• **Listed records**:
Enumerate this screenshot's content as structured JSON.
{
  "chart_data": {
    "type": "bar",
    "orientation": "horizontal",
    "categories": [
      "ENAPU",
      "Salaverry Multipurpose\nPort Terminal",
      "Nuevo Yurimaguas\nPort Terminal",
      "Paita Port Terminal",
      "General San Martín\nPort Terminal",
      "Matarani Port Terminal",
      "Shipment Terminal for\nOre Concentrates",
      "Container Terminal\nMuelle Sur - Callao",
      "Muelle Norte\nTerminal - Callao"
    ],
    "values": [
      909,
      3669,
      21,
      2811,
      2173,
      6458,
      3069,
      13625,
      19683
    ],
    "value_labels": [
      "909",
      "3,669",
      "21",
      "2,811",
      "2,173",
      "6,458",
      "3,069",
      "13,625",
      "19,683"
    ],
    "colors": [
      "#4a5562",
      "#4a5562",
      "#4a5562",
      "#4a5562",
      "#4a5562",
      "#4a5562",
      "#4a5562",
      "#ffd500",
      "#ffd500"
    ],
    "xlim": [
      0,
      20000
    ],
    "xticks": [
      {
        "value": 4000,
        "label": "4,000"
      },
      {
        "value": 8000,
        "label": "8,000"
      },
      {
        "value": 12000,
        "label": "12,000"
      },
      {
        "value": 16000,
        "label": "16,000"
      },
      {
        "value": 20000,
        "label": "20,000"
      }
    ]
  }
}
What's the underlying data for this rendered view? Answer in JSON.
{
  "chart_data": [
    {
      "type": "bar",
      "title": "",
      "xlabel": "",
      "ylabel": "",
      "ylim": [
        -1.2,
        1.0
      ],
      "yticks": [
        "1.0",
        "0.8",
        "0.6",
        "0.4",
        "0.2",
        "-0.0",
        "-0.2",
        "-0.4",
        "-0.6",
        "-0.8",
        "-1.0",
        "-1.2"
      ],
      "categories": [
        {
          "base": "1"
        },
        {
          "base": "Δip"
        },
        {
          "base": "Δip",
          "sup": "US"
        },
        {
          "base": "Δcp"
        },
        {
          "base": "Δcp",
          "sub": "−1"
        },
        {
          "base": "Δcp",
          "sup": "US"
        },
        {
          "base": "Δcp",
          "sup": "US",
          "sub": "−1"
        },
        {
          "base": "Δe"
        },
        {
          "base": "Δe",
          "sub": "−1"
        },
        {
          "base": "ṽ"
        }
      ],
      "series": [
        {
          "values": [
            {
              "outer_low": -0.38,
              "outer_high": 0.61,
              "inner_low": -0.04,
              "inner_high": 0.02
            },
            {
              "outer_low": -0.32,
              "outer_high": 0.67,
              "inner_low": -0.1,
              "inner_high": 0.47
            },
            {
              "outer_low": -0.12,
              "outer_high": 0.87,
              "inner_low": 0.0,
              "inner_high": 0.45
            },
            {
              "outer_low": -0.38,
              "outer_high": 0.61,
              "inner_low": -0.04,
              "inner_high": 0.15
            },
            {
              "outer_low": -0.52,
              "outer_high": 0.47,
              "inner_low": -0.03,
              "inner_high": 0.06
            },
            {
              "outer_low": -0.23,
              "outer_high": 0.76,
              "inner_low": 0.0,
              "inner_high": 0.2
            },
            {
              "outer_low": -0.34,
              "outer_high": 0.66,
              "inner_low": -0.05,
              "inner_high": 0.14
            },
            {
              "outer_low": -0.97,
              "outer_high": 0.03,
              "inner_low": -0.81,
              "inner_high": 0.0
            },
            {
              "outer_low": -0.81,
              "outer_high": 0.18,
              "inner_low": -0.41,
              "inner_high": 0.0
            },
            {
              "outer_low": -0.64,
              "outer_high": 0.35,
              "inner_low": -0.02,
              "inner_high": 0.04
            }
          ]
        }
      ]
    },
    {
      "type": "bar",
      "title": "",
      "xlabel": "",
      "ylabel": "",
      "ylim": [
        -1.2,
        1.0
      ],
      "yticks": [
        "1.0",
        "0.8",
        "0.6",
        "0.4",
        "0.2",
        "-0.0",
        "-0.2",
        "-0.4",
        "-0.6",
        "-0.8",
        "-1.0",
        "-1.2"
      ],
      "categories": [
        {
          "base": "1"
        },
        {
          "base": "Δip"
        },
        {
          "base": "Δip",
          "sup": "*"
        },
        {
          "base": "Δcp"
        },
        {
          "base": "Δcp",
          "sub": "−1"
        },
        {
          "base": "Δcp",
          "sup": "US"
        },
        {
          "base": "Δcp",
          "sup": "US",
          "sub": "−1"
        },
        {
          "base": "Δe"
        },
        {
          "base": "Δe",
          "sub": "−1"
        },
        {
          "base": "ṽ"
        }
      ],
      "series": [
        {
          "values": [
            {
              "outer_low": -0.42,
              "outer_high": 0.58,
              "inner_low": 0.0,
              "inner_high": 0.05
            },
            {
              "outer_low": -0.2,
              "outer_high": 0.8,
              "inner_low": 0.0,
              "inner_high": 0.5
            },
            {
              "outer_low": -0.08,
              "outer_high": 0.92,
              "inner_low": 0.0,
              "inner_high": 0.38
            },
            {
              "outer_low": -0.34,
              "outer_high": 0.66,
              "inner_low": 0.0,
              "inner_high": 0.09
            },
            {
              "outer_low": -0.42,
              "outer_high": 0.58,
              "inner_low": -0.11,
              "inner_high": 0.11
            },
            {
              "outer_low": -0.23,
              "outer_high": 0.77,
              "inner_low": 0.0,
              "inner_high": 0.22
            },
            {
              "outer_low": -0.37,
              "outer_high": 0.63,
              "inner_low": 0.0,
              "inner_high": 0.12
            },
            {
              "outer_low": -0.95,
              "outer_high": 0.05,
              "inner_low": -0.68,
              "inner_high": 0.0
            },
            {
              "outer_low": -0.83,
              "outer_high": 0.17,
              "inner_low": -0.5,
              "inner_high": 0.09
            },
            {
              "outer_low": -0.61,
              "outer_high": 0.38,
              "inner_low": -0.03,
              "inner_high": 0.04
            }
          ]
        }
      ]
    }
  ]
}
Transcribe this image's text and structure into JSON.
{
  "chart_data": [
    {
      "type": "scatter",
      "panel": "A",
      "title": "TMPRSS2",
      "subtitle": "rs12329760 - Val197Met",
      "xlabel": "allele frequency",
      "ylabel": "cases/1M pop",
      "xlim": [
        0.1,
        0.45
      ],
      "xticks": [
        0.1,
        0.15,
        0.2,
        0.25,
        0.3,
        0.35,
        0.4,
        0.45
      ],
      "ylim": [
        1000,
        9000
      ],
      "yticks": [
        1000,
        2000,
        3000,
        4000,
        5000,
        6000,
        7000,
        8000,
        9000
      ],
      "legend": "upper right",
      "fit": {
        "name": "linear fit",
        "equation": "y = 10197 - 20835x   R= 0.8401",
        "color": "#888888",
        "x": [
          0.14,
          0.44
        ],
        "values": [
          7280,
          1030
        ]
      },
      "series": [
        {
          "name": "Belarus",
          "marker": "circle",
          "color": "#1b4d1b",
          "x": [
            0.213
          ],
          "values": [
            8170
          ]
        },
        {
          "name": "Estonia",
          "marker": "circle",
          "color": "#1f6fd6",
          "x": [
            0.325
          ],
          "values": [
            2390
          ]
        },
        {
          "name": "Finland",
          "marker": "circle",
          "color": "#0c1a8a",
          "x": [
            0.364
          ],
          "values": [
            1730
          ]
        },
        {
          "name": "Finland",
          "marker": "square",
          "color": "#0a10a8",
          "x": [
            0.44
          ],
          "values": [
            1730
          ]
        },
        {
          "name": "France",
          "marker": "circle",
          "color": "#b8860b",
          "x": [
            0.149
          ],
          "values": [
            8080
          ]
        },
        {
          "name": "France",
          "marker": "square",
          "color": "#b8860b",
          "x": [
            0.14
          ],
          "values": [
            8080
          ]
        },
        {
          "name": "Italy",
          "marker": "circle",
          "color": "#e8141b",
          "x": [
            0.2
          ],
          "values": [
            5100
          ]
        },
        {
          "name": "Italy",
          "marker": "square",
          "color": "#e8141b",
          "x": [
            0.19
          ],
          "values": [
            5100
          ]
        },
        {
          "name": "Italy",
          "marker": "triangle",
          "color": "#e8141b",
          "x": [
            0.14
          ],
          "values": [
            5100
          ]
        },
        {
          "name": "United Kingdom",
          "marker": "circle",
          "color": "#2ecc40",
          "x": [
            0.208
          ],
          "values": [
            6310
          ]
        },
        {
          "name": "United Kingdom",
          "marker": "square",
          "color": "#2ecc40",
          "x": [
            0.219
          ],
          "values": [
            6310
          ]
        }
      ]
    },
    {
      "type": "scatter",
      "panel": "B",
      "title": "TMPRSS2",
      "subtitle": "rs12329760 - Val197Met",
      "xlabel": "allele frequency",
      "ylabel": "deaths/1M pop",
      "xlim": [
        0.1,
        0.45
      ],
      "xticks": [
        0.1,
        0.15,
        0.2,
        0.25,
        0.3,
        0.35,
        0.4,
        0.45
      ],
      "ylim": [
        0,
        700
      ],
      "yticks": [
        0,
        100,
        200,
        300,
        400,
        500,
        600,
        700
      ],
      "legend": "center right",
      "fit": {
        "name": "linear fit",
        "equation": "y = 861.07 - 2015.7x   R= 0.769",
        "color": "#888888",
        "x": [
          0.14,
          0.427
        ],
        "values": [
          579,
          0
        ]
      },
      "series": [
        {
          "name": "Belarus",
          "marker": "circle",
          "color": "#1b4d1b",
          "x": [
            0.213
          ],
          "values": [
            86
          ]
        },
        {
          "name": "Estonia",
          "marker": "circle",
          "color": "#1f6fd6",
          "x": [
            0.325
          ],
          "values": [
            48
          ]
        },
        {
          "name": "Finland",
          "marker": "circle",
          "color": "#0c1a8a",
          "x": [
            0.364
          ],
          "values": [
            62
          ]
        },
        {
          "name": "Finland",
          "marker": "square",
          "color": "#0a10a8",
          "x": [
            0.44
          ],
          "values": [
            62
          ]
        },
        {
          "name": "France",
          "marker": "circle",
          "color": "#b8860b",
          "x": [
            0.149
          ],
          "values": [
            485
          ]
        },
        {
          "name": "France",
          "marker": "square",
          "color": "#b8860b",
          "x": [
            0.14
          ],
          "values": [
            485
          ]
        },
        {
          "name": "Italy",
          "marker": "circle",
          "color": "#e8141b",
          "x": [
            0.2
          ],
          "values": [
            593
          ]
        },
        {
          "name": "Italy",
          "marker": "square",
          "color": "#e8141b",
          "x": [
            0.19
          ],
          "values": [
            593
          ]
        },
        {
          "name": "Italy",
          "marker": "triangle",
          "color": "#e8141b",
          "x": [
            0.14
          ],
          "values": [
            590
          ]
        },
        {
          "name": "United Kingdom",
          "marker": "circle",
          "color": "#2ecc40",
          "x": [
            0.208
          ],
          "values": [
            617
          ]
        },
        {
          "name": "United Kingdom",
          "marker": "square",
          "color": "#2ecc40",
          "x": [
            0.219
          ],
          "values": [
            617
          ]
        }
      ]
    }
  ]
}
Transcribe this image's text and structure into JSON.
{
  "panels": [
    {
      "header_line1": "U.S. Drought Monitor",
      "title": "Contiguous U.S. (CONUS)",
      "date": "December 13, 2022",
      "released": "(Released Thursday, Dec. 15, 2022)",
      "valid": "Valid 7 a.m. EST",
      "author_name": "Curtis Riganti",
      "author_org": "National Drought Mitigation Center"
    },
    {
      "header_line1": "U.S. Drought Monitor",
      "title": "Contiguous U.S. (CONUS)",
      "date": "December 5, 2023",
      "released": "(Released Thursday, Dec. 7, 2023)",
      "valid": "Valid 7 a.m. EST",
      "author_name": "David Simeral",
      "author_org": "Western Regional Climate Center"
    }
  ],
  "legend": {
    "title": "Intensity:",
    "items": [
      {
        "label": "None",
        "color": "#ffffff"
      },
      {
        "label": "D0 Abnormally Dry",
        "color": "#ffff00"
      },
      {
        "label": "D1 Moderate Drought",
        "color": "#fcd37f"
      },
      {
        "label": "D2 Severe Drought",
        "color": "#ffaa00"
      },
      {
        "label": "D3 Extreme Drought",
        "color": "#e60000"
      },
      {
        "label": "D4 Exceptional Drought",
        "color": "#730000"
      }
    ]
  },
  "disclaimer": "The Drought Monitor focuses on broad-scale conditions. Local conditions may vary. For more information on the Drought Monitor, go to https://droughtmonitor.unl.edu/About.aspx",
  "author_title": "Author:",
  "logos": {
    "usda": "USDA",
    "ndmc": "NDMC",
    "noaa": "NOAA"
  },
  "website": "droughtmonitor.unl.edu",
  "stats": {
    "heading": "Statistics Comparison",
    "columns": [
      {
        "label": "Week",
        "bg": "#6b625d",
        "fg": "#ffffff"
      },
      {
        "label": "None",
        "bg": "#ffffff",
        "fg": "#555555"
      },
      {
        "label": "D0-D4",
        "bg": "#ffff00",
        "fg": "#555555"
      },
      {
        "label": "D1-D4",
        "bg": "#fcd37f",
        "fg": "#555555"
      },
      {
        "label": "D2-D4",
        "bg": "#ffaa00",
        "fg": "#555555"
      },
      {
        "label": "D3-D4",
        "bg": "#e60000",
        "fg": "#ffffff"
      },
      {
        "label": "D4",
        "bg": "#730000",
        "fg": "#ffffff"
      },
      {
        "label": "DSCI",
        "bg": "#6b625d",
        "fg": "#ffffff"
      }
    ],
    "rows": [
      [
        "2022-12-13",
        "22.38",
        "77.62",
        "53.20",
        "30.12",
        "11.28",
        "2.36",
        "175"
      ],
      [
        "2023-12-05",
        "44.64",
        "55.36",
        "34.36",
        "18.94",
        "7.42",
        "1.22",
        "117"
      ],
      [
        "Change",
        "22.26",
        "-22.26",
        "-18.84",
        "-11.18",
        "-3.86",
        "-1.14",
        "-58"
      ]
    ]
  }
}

• **Set exercise**: Gather, from the listing above, every line carrying the word "droughtmonitor".

• **Solution**:
  "disclaimer": "The Drought Monitor focuses on broad-scale conditions. Local conditions may vary. For more information on the Drought Monitor, go to https://droughtmonitor.unl.edu/About.aspx",
  "website": "droughtmonitor.unl.edu",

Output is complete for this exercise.